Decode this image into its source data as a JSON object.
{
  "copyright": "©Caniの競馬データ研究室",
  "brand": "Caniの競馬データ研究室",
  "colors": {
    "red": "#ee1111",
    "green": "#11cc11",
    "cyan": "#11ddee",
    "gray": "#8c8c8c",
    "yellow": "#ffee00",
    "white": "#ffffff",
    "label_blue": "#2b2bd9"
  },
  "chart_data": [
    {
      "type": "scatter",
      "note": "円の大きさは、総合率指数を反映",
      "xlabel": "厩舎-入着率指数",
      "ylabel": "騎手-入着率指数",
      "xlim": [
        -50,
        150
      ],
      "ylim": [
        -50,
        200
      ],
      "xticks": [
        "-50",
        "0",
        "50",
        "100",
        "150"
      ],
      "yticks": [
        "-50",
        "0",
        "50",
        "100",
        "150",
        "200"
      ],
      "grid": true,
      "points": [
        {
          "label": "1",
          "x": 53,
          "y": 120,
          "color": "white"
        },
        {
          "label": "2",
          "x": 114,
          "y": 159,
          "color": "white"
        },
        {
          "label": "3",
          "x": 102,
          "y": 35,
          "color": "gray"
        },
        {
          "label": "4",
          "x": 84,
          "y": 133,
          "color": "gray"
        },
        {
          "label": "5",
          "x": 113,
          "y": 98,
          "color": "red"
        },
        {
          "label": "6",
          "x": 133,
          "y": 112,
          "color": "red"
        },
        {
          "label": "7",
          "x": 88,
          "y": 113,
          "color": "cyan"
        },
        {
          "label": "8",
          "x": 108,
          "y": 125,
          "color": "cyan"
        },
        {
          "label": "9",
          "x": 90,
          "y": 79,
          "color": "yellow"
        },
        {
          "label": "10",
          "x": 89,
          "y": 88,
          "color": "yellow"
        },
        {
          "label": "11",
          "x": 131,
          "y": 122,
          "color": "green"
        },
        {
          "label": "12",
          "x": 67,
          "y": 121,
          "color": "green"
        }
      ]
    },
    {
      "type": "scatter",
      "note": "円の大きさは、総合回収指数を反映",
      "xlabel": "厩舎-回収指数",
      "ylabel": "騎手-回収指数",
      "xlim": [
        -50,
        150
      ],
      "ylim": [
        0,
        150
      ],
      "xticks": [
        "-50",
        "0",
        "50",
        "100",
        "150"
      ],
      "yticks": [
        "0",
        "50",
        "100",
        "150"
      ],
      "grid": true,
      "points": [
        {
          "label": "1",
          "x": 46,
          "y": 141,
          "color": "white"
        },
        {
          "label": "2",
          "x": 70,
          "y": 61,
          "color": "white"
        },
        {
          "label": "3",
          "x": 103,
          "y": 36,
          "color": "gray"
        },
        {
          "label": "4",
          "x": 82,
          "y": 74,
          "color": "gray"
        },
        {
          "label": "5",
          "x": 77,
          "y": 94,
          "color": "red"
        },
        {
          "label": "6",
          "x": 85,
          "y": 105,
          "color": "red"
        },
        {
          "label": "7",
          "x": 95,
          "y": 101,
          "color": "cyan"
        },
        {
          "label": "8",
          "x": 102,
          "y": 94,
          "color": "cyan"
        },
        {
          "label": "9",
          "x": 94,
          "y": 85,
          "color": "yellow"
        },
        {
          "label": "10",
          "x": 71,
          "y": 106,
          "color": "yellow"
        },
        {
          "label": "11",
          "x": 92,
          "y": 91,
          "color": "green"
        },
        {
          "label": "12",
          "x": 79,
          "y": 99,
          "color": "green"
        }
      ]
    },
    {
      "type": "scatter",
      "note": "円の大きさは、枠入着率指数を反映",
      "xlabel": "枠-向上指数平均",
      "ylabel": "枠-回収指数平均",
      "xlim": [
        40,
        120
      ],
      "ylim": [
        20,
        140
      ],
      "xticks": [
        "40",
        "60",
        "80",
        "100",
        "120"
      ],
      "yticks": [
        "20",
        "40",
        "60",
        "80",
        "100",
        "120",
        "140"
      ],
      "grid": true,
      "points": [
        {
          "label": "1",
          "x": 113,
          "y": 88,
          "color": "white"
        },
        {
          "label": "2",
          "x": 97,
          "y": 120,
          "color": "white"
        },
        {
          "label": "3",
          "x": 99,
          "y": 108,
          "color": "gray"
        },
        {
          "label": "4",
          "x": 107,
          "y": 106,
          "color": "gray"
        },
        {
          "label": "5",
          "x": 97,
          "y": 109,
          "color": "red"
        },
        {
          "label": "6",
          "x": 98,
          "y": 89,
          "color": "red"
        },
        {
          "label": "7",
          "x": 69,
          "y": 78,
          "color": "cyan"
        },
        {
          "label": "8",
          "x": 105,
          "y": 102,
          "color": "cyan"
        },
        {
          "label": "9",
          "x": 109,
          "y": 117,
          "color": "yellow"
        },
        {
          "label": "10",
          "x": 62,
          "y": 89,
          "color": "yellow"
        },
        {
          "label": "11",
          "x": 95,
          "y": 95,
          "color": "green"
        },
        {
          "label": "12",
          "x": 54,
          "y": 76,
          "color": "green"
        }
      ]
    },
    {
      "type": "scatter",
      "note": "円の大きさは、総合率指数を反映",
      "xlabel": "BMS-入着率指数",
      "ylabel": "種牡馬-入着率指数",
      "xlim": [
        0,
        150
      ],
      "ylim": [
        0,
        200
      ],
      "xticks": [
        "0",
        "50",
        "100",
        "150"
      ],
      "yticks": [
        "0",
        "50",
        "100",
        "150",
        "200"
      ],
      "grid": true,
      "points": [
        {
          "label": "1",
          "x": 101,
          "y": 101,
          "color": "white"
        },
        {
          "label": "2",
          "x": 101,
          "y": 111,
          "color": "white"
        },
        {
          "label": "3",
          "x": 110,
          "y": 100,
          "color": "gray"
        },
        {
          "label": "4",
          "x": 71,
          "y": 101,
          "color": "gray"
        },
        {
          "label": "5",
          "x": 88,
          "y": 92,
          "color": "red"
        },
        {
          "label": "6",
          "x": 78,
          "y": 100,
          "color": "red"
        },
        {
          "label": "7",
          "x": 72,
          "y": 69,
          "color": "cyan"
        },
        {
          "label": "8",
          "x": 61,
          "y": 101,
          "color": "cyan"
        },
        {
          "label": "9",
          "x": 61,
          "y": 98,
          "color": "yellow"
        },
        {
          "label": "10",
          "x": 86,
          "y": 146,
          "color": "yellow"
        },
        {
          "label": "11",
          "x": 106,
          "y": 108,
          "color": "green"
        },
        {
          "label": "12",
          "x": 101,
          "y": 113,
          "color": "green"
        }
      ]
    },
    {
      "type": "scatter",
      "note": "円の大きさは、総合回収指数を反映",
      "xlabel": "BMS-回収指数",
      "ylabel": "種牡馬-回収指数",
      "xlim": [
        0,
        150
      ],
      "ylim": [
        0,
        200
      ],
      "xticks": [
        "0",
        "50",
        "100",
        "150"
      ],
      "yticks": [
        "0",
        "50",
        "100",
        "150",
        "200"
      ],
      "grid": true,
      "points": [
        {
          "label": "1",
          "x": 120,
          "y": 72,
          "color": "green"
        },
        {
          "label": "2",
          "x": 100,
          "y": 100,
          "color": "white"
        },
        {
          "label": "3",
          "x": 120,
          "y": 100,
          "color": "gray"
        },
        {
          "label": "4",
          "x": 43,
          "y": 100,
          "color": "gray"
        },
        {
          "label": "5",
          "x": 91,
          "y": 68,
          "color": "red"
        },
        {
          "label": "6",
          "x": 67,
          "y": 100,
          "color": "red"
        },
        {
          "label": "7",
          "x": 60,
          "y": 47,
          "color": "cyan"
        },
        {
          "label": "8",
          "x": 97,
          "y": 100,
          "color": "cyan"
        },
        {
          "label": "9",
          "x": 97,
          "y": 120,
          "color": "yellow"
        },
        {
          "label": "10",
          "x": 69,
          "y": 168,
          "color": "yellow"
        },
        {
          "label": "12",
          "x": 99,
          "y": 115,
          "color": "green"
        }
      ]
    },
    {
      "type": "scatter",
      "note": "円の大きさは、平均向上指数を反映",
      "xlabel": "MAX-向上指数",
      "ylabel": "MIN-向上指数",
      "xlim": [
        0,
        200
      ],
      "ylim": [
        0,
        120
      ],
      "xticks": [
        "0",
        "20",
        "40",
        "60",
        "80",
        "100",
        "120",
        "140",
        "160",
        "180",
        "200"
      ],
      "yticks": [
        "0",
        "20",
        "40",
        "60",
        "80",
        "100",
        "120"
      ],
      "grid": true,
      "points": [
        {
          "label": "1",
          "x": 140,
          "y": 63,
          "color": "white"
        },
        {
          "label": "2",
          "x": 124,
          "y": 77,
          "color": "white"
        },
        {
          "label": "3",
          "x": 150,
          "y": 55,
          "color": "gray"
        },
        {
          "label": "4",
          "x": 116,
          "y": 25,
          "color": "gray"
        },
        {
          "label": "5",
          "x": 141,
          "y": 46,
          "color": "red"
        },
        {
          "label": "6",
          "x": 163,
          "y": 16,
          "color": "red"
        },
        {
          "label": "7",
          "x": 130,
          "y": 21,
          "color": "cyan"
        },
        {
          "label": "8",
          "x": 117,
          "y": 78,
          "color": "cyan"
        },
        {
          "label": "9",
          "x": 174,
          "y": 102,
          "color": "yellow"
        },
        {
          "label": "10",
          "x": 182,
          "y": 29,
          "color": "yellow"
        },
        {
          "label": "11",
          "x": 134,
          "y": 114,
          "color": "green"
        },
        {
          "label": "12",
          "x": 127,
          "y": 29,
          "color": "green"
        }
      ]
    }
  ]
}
##############################
> _Task_
Find and count the lines of the data that include the string "ylabel", and report that figure by itself.

> _Solution for this task_
6